▶ **GIVEN PROBLEM**: Everything in the listing should be restated word for word.

▶ **GIVEN DATA**:
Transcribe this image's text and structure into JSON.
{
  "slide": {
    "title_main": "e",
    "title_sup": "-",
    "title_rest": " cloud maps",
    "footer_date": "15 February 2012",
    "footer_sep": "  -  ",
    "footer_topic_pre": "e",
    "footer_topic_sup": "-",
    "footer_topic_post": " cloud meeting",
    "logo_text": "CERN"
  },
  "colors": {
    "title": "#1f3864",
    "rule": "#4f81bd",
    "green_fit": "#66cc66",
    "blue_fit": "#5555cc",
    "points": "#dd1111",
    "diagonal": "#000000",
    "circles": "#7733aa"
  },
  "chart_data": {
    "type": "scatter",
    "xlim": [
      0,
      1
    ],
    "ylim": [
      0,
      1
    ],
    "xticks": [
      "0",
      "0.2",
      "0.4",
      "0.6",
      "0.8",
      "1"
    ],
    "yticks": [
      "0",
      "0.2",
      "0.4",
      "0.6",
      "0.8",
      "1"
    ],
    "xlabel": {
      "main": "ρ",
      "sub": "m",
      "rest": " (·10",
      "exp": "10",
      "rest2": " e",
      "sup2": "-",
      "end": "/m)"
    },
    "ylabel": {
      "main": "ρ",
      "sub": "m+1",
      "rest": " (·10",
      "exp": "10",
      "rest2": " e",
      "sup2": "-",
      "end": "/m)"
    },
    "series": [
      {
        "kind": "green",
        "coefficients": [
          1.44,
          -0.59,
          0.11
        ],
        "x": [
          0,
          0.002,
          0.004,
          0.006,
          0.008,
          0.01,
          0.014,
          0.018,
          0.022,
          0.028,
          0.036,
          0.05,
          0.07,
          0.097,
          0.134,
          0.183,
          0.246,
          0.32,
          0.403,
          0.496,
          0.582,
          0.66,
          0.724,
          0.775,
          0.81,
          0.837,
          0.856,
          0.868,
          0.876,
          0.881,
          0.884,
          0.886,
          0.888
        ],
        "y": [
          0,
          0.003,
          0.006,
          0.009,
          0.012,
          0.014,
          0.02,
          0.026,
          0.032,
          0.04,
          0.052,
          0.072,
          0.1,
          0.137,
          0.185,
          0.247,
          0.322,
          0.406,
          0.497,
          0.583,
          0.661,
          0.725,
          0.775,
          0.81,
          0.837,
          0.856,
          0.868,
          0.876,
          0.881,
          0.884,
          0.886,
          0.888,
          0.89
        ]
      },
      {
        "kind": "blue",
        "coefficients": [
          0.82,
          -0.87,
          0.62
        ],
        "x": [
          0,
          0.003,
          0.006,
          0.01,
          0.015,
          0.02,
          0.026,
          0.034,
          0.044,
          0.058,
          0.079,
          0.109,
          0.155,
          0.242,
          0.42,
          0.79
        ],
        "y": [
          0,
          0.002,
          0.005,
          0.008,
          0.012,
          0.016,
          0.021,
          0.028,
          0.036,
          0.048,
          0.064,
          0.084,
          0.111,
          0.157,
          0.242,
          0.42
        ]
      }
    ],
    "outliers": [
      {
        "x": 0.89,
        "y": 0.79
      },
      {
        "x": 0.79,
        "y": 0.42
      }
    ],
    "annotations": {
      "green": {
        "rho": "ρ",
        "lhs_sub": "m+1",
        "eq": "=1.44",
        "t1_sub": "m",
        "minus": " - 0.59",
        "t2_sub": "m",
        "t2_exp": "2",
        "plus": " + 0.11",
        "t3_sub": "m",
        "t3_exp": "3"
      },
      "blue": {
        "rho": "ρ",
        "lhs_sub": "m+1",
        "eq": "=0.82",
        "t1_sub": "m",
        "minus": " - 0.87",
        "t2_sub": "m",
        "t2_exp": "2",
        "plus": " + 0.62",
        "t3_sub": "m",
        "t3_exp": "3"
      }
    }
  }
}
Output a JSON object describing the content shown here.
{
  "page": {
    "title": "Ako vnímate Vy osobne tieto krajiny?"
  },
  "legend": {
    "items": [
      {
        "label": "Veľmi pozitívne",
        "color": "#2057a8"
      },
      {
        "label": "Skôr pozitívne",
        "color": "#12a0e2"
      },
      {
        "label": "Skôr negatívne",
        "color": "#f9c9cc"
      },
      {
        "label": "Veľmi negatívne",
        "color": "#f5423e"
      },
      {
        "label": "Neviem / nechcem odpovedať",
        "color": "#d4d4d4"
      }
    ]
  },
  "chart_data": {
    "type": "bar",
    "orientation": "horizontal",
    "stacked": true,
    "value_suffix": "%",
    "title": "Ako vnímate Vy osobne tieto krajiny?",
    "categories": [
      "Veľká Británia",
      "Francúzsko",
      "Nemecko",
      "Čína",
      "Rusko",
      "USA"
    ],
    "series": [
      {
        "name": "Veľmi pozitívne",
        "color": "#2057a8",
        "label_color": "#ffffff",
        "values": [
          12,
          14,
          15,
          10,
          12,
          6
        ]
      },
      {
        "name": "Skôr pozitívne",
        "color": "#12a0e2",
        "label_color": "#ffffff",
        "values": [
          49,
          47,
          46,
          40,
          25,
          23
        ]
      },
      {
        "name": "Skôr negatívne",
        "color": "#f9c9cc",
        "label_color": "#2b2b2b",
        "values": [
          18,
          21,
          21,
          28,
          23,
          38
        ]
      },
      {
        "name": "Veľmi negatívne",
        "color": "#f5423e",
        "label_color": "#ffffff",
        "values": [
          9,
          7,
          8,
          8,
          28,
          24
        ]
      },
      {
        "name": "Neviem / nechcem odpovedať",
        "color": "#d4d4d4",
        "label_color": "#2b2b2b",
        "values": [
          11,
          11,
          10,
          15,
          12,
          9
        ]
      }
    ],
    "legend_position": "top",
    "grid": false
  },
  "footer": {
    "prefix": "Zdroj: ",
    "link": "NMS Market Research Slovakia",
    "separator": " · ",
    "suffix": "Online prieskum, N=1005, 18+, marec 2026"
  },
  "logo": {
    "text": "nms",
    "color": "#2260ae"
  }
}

▶ **EXERCISE ANSWER**:
Transcribe this image's text and structure into JSON.
{
  "slide": {
    "title_main": "e",
    "title_sup": "-",
    "title_rest": " cloud maps",
    "footer_date": "15 February 2012",
    "footer_sep": "  -  ",
    "footer_topic_pre": "e",
    "footer_topic_sup": "-",
    "footer_topic_post": " cloud meeting",
    "logo_text": "CERN"
  },
  "colors": {
    "title": "#1f3864",
    "rule": "#4f81bd",
    "green_fit": "#66cc66",
    "blue_fit": "#5555cc",
    "points": "#dd1111",
    "diagonal": "#000000",
    "circles": "#7733aa"
  },
  "chart_data": {
    "type": "scatter",
    "xlim": [
      0,
      1
    ],
    "ylim": [
      0,
      1
    ],
    "xticks": [
      "0",
      "0.2",
      "0.4",
      "0.6",
      "0.8",
      "1"
    ],
    "yticks": [
      "0",
      "0.2",
      "0.4",
      "0.6",
      "0.8",
      "1"
    ],
    "xlabel": {
      "main": "ρ",
      "sub": "m",
      "rest": " (·10",
      "exp": "10",
      "rest2": " e",
      "sup2": "-",
      "end": "/m)"
    },
    "ylabel": {
      "main": "ρ",
      "sub": "m+1",
      "rest": " (·10",
      "exp": "10",
      "rest2": " e",
      "sup2": "-",
      "end": "/m)"
    },
    "series": [
      {
        "kind": "green",
        "coefficients": [
          1.44,
          -0.59,
          0.11
        ],
        "x": [
          0,
          0.002,
          0.004,
          0.006,
          0.008,
          0.01,
          0.014,
          0.018,
          0.022,
          0.028,
          0.036,
          0.05,
          0.07,
          0.097,
          0.134,
          0.183,
          0.246,
          0.32,
          0.403,
          0.496,
          0.582,
          0.66,
          0.724,
          0.775,
          0.81,
          0.837,
          0.856,
          0.868,
          0.876,
          0.881,
          0.884,
          0.886,
          0.888
        ],
        "y": [
          0,
          0.003,
          0.006,
          0.009,
          0.012,
          0.014,
          0.02,
          0.026,
          0.032,
          0.04,
          0.052,
          0.072,
          0.1,
          0.137,
          0.185,
          0.247,
          0.322,
          0.406,
          0.497,
          0.583,
          0.661,
          0.725,
          0.775,
          0.81,
          0.837,
          0.856,
          0.868,
          0.876,
          0.881,
          0.884,
          0.886,
          0.888,
          0.89
        ]
      },
      {
        "kind": "blue",
        "coefficients": [
          0.82,
          -0.87,
          0.62
        ],
        "x": [
          0,
          0.003,
          0.006,
          0.01,
          0.015,
          0.02,
          0.026,
          0.034,
          0.044,
          0.058,
          0.079,
          0.109,
          0.155,
          0.242,
          0.42,
          0.79
        ],
        "y": [
          0,
          0.002,
          0.005,
          0.008,
          0.012,
          0.016,
          0.021,
          0.028,
          0.036,
          0.048,
          0.064,
          0.084,
          0.111,
          0.157,
          0.242,
          0.42
        ]
      }
    ],
    "outliers": [
      {
        "x": 0.89,
        "y": 0.79
      },
      {
        "x": 0.79,
        "y": 0.42
      }
    ],
    "annotations": {
      "green": {
        "rho": "ρ",
        "lhs_sub": "m+1",
        "eq": "=1.44",
        "t1_sub": "m",
        "minus": " - 0.59",
        "t2_sub": "m",
        "t2_exp": "2",
        "plus": " + 0.11",
        "t3_sub": "m",
        "t3_exp": "3"
      },
      "blue": {
        "rho": "ρ",
        "lhs_sub": "m+1",
        "eq": "=0.82",
        "t1_sub": "m",
        "minus": " - 0.87",
        "t2_sub": "m",
        "t2_exp": "2",
        "plus": " + 0.62",
        "t3_sub": "m",
        "t3_exp": "3"
      }
    }
  }
}
Output a JSON object describing the content shown here.
{
  "page": {
    "title": "Ako vnímate Vy osobne tieto krajiny?"
  },
  "legend": {
    "items": [
      {
        "label": "Veľmi pozitívne",
        "color": "#2057a8"
      },
      {
        "label": "Skôr pozitívne",
        "color": "#12a0e2"
      },
      {
        "label": "Skôr negatívne",
        "color": "#f9c9cc"
      },
      {
        "label": "Veľmi negatívne",
        "color": "#f5423e"
      },
      {
        "label": "Neviem / nechcem odpovedať",
        "color": "#d4d4d4"
      }
    ]
  },
  "chart_data": {
    "type": "bar",
    "orientation": "horizontal",
    "stacked": true,
    "value_suffix": "%",
    "title": "Ako vnímate Vy osobne tieto krajiny?",
    "categories": [
      "Veľká Británia",
      "Francúzsko",
      "Nemecko",
      "Čína",
      "Rusko",
      "USA"
    ],
    "series": [
      {
        "name": "Veľmi pozitívne",
        "color": "#2057a8",
        "label_color": "#ffffff",
        "values": [
          12,
          14,
          15,
          10,
          12,
          6
        ]
      },
      {
        "name": "Skôr pozitívne",
        "color": "#12a0e2",
        "label_color": "#ffffff",
        "values": [
          49,
          47,
          46,
          40,
          25,
          23
        ]
      },
      {
        "name": "Skôr negatívne",
        "color": "#f9c9cc",
        "label_color": "#2b2b2b",
        "values": [
          18,
          21,
          21,
          28,
          23,
          38
        ]
      },
      {
        "name": "Veľmi negatívne",
        "color": "#f5423e",
        "label_color": "#ffffff",
        "values": [
          9,
          7,
          8,
          8,
          28,
          24
        ]
      },
      {
        "name": "Neviem / nechcem odpovedať",
        "color": "#d4d4d4",
        "label_color": "#2b2b2b",
        "values": [
          11,
          11,
          10,
          15,
          12,
          9
        ]
      }
    ],
    "legend_position": "top",
    "grid": false
  },
  "footer": {
    "prefix": "Zdroj: ",
    "link": "NMS Market Research Slovakia",
    "separator": " · ",
    "suffix": "Online prieskum, N=1005, 18+, marec 2026"
  },
  "logo": {
    "text": "nms",
    "color": "#2260ae"
  }
}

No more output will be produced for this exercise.